Dataset entries
"""

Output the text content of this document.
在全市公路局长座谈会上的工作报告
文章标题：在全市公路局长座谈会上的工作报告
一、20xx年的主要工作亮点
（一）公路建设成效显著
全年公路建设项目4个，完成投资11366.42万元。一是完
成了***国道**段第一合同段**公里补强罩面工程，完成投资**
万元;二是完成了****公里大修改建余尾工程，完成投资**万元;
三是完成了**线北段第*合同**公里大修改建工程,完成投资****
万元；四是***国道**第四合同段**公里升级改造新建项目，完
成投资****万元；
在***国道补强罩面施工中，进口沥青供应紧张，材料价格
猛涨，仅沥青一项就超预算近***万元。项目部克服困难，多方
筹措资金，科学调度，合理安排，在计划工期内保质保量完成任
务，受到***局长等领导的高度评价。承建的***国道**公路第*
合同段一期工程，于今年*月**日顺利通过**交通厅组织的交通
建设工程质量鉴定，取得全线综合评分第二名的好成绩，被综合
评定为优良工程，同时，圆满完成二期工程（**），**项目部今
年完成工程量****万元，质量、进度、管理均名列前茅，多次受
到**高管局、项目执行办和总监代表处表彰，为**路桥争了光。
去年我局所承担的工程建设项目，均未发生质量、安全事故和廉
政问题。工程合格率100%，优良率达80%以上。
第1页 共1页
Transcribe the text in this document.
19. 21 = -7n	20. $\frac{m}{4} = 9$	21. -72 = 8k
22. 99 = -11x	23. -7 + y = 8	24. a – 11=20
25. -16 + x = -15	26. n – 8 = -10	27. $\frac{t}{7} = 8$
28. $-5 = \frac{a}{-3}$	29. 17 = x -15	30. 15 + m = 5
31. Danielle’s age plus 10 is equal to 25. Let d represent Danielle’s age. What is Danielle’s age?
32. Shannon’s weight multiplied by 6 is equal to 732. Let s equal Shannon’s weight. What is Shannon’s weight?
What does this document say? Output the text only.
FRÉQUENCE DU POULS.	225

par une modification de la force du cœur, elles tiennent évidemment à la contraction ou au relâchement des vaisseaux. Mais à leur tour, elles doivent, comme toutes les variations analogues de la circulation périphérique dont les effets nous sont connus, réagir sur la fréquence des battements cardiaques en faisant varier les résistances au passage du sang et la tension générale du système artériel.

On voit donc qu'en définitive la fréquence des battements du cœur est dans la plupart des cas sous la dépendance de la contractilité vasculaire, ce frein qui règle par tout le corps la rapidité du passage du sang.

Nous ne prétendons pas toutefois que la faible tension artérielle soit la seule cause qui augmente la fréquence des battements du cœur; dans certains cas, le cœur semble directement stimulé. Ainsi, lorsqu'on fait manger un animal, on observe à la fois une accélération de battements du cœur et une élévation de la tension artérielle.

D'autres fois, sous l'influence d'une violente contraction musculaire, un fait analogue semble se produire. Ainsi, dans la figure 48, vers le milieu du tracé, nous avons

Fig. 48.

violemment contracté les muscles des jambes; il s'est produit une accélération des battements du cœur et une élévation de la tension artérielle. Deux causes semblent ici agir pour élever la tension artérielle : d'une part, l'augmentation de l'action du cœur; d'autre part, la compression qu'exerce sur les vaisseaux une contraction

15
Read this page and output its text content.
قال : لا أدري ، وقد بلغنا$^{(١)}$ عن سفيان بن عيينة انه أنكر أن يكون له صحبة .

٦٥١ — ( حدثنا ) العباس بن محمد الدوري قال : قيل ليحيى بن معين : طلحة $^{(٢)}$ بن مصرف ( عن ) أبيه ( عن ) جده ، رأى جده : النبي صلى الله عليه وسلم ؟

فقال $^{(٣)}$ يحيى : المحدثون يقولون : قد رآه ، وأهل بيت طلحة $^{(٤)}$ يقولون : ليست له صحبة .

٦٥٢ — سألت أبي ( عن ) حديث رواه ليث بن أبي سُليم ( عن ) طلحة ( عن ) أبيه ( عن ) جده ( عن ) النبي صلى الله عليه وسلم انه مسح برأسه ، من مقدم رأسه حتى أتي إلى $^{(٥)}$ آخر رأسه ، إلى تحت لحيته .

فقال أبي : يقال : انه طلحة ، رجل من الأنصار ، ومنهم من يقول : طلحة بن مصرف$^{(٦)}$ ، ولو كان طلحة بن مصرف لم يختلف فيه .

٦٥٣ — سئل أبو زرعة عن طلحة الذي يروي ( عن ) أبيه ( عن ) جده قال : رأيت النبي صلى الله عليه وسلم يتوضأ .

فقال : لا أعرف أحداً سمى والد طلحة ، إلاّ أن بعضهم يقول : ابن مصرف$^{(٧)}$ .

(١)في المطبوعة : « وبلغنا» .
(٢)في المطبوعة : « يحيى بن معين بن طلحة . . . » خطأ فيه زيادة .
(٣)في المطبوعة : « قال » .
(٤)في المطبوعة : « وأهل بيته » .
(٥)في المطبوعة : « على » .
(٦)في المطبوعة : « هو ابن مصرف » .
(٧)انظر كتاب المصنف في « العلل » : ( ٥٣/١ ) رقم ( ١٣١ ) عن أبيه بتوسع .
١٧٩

"""

Task directions: Can you give every line above again, exactly as written?

Worked solution:
Output the text content of this document.
在全市公路局长座谈会上的工作报告
文章标题：在全市公路局长座谈会上的工作报告
一、20xx年的主要工作亮点
（一）公路建设成效显著
全年公路建设项目4个，完成投资11366.42万元。一是完
成了***国道**段第一合同段**公里补强罩面工程，完成投资**
万元;二是完成了****公里大修改建余尾工程，完成投资**万元;
三是完成了**线北段第*合同**公里大修改建工程,完成投资****
万元；四是***国道**第四合同段**公里升级改造新建项目，完
成投资****万元；
在***国道补强罩面施工中，进口沥青供应紧张，材料价格
猛涨，仅沥青一项就超预算近***万元。项目部克服困难，多方
筹措资金，科学调度，合理安排，在计划工期内保质保量完成任
务，受到***局长等领导的高度评价。承建的***国道**公路第*
合同段一期工程，于今年*月**日顺利通过**交通厅组织的交通
建设工程质量鉴定，取得全线综合评分第二名的好成绩，被综合
评定为优良工程，同时，圆满完成二期工程（**），**项目部今
年完成工程量****万元，质量、进度、管理均名列前茅，多次受
到**高管局、项目执行办和总监代表处表彰，为**路桥争了光。
去年我局所承担的工程建设项目，均未发生质量、安全事故和廉
政问题。工程合格率100%，优良率达80%以上。
第1页 共1页
Transcribe the text in this document.
19. 21 = -7n	20. $\frac{m}{4} = 9$	21. -72 = 8k
22. 99 = -11x	23. -7 + y = 8	24. a – 11=20
25. -16 + x = -15	26. n – 8 = -10	27. $\frac{t}{7} = 8$
28. $-5 = \frac{a}{-3}$	29. 17 = x -15	30. 15 + m = 5
31. Danielle’s age plus 10 is equal to 25. Let d represent Danielle’s age. What is Danielle’s age?
32. Shannon’s weight multiplied by 6 is equal to 732. Let s equal Shannon’s weight. What is Shannon’s weight?
What does this document say? Output the text only.
FRÉQUENCE DU POULS.	225

par une modification de la force du cœur, elles tiennent évidemment à la contraction ou au relâchement des vaisseaux. Mais à leur tour, elles doivent, comme toutes les variations analogues de la circulation périphérique dont les effets nous sont connus, réagir sur la fréquence des battements cardiaques en faisant varier les résistances au passage du sang et la tension générale du système artériel.

On voit donc qu'en définitive la fréquence des battements du cœur est dans la plupart des cas sous la dépendance de la contractilité vasculaire, ce frein qui règle par tout le corps la rapidité du passage du sang.

Nous ne prétendons pas toutefois que la faible tension artérielle soit la seule cause qui augmente la fréquence des battements du cœur; dans certains cas, le cœur semble directement stimulé. Ainsi, lorsqu'on fait manger un animal, on observe à la fois une accélération de battements du cœur et une élévation de la tension artérielle.

D'autres fois, sous l'influence d'une violente contraction musculaire, un fait analogue semble se produire. Ainsi, dans la figure 48, vers le milieu du tracé, nous avons

Fig. 48.

violemment contracté les muscles des jambes; il s'est produit une accélération des battements du cœur et une élévation de la tension artérielle. Deux causes semblent ici agir pour élever la tension artérielle : d'une part, l'augmentation de l'action du cœur; d'autre part, la compression qu'exerce sur les vaisseaux une contraction

15
Read this page and output its text content.
قال : لا أدري ، وقد بلغنا$^{(١)}$ عن سفيان بن عيينة انه أنكر أن يكون له صحبة .

٦٥١ — ( حدثنا ) العباس بن محمد الدوري قال : قيل ليحيى بن معين : طلحة $^{(٢)}$ بن مصرف ( عن ) أبيه ( عن ) جده ، رأى جده : النبي صلى الله عليه وسلم ؟

فقال $^{(٣)}$ يحيى : المحدثون يقولون : قد رآه ، وأهل بيت طلحة $^{(٤)}$ يقولون : ليست له صحبة .

٦٥٢ — سألت أبي ( عن ) حديث رواه ليث بن أبي سُليم ( عن ) طلحة ( عن ) أبيه ( عن ) جده ( عن ) النبي صلى الله عليه وسلم انه مسح برأسه ، من مقدم رأسه حتى أتي إلى $^{(٥)}$ آخر رأسه ، إلى تحت لحيته .

فقال أبي : يقال : انه طلحة ، رجل من الأنصار ، ومنهم من يقول : طلحة بن مصرف$^{(٦)}$ ، ولو كان طلحة بن مصرف لم يختلف فيه .

٦٥٣ — سئل أبو زرعة عن طلحة الذي يروي ( عن ) أبيه ( عن ) جده قال : رأيت النبي صلى الله عليه وسلم يتوضأ .

فقال : لا أعرف أحداً سمى والد طلحة ، إلاّ أن بعضهم يقول : ابن مصرف$^{(٧)}$ .

(١)في المطبوعة : « وبلغنا» .
(٢)في المطبوعة : « يحيى بن معين بن طلحة . . . » خطأ فيه زيادة .
(٣)في المطبوعة : « قال » .
(٤)في المطبوعة : « وأهل بيته » .
(٥)في المطبوعة : « على » .
(٦)في المطبوعة : « هو ابن مصرف » .
(٧)انظر كتاب المصنف في « العلل » : ( ٥٣/١ ) رقم ( ١٣١ ) عن أبيه بتوسع .
١٧٩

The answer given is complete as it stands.